#### Data to process
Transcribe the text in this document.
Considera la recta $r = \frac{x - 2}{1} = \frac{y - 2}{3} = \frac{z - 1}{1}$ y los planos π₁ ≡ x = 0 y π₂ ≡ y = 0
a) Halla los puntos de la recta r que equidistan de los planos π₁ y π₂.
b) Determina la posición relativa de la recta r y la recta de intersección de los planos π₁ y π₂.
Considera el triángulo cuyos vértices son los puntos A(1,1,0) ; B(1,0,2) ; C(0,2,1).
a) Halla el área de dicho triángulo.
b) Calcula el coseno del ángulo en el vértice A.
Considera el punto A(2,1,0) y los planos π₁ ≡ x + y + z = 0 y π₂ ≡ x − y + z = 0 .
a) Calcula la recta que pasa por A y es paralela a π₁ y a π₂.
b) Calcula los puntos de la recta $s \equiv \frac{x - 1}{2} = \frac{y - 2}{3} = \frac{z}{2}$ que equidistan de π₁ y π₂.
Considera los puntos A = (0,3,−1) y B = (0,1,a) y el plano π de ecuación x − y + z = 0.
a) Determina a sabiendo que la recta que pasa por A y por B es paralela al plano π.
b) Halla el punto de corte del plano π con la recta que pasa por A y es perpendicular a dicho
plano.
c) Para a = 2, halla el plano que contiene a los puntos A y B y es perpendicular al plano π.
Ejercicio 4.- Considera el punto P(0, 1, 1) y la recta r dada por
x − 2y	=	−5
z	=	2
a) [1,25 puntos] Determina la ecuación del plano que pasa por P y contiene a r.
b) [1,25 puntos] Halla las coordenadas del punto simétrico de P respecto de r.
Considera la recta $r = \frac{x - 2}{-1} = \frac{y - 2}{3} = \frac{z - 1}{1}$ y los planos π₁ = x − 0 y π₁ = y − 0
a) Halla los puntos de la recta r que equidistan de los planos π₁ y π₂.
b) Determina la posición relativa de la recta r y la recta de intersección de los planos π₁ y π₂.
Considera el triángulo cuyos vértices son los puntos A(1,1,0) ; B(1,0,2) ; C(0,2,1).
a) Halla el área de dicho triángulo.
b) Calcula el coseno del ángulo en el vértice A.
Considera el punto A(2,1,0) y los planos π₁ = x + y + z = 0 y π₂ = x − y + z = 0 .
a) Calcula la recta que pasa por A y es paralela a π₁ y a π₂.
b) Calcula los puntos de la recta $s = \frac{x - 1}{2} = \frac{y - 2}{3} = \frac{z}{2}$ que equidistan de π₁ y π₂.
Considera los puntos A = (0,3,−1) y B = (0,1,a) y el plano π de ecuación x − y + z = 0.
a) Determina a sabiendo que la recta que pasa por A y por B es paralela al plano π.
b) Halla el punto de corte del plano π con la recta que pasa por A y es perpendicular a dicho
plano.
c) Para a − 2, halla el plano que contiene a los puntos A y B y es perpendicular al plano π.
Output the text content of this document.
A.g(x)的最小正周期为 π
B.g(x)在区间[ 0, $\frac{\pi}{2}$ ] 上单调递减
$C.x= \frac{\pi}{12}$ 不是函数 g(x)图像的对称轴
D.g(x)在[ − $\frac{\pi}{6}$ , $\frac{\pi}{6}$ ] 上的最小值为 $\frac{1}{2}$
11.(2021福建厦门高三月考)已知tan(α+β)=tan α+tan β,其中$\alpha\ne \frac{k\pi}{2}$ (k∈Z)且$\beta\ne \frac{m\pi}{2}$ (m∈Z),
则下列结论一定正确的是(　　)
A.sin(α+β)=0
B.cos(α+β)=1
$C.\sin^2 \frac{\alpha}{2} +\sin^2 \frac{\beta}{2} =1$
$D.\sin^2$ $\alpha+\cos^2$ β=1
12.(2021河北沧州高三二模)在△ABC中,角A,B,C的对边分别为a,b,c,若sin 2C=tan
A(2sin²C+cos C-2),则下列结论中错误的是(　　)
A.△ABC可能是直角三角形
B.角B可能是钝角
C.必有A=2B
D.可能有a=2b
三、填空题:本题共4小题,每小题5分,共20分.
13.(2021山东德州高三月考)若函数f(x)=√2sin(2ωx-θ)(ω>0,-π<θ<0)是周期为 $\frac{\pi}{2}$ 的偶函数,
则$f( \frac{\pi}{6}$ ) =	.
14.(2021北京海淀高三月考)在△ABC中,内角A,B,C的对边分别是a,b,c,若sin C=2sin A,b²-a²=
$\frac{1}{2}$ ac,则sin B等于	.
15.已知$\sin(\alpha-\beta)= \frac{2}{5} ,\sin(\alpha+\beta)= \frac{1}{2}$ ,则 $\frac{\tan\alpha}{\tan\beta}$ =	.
########
Do this ->
Exactly reproduce the material above.

Written response ->
Transcribe the text in this document.
Considera la recta $r = \frac{x - 2}{1} = \frac{y - 2}{3} = \frac{z - 1}{1}$ y los planos π₁ ≡ x = 0 y π₂ ≡ y = 0
a) Halla los puntos de la recta r que equidistan de los planos π₁ y π₂.
b) Determina la posición relativa de la recta r y la recta de intersección de los planos π₁ y π₂.
Considera el triángulo cuyos vértices son los puntos A(1,1,0) ; B(1,0,2) ; C(0,2,1).
a) Halla el área de dicho triángulo.
b) Calcula el coseno del ángulo en el vértice A.
Considera el punto A(2,1,0) y los planos π₁ ≡ x + y + z = 0 y π₂ ≡ x − y + z = 0 .
a) Calcula la recta que pasa por A y es paralela a π₁ y a π₂.
b) Calcula los puntos de la recta $s \equiv \frac{x - 1}{2} = \frac{y - 2}{3} = \frac{z}{2}$ que equidistan de π₁ y π₂.
Considera los puntos A = (0,3,−1) y B = (0,1,a) y el plano π de ecuación x − y + z = 0.
a) Determina a sabiendo que la recta que pasa por A y por B es paralela al plano π.
b) Halla el punto de corte del plano π con la recta que pasa por A y es perpendicular a dicho
plano.
c) Para a = 2, halla el plano que contiene a los puntos A y B y es perpendicular al plano π.
Ejercicio 4.- Considera el punto P(0, 1, 1) y la recta r dada por
x − 2y	=	−5
z	=	2
a) [1,25 puntos] Determina la ecuación del plano que pasa por P y contiene a r.
b) [1,25 puntos] Halla las coordenadas del punto simétrico de P respecto de r.
Considera la recta $r = \frac{x - 2}{-1} = \frac{y - 2}{3} = \frac{z - 1}{1}$ y los planos π₁ = x − 0 y π₁ = y − 0
a) Halla los puntos de la recta r que equidistan de los planos π₁ y π₂.
b) Determina la posición relativa de la recta r y la recta de intersección de los planos π₁ y π₂.
Considera el triángulo cuyos vértices son los puntos A(1,1,0) ; B(1,0,2) ; C(0,2,1).
a) Halla el área de dicho triángulo.
b) Calcula el coseno del ángulo en el vértice A.
Considera el punto A(2,1,0) y los planos π₁ = x + y + z = 0 y π₂ = x − y + z = 0 .
a) Calcula la recta que pasa por A y es paralela a π₁ y a π₂.
b) Calcula los puntos de la recta $s = \frac{x - 1}{2} = \frac{y - 2}{3} = \frac{z}{2}$ que equidistan de π₁ y π₂.
Considera los puntos A = (0,3,−1) y B = (0,1,a) y el plano π de ecuación x − y + z = 0.
a) Determina a sabiendo que la recta que pasa por A y por B es paralela al plano π.
b) Halla el punto de corte del plano π con la recta que pasa por A y es perpendicular a dicho
plano.
c) Para a − 2, halla el plano que contiene a los puntos A y B y es perpendicular al plano π.
Output the text content of this document.
A.g(x)的最小正周期为 π
B.g(x)在区间[ 0, $\frac{\pi}{2}$ ] 上单调递减
$C.x= \frac{\pi}{12}$ 不是函数 g(x)图像的对称轴
D.g(x)在[ − $\frac{\pi}{6}$ , $\frac{\pi}{6}$ ] 上的最小值为 $\frac{1}{2}$
11.(2021福建厦门高三月考)已知tan(α+β)=tan α+tan β,其中$\alpha\ne \frac{k\pi}{2}$ (k∈Z)且$\beta\ne \frac{m\pi}{2}$ (m∈Z),
则下列结论一定正确的是(　　)
A.sin(α+β)=0
B.cos(α+β)=1
$C.\sin^2 \frac{\alpha}{2} +\sin^2 \frac{\beta}{2} =1$
$D.\sin^2$ $\alpha+\cos^2$ β=1
12.(2021河北沧州高三二模)在△ABC中,角A,B,C的对边分别为a,b,c,若sin 2C=tan
A(2sin²C+cos C-2),则下列结论中错误的是(　　)
A.△ABC可能是直角三角形
B.角B可能是钝角
C.必有A=2B
D.可能有a=2b
三、填空题:本题共4小题,每小题5分,共20分.
13.(2021山东德州高三月考)若函数f(x)=√2sin(2ωx-θ)(ω>0,-π<θ<0)是周期为 $\frac{\pi}{2}$ 的偶函数,
则$f( \frac{\pi}{6}$ ) =	.
14.(2021北京海淀高三月考)在△ABC中,内角A,B,C的对边分别是a,b,c,若sin C=2sin A,b²-a²=
$\frac{1}{2}$ ac,则sin B等于	.
15.已知$\sin(\alpha-\beta)= \frac{2}{5} ,\sin(\alpha+\beta)= \frac{1}{2}$ ,则 $\frac{\tan\alpha}{\tan\beta}$ =	.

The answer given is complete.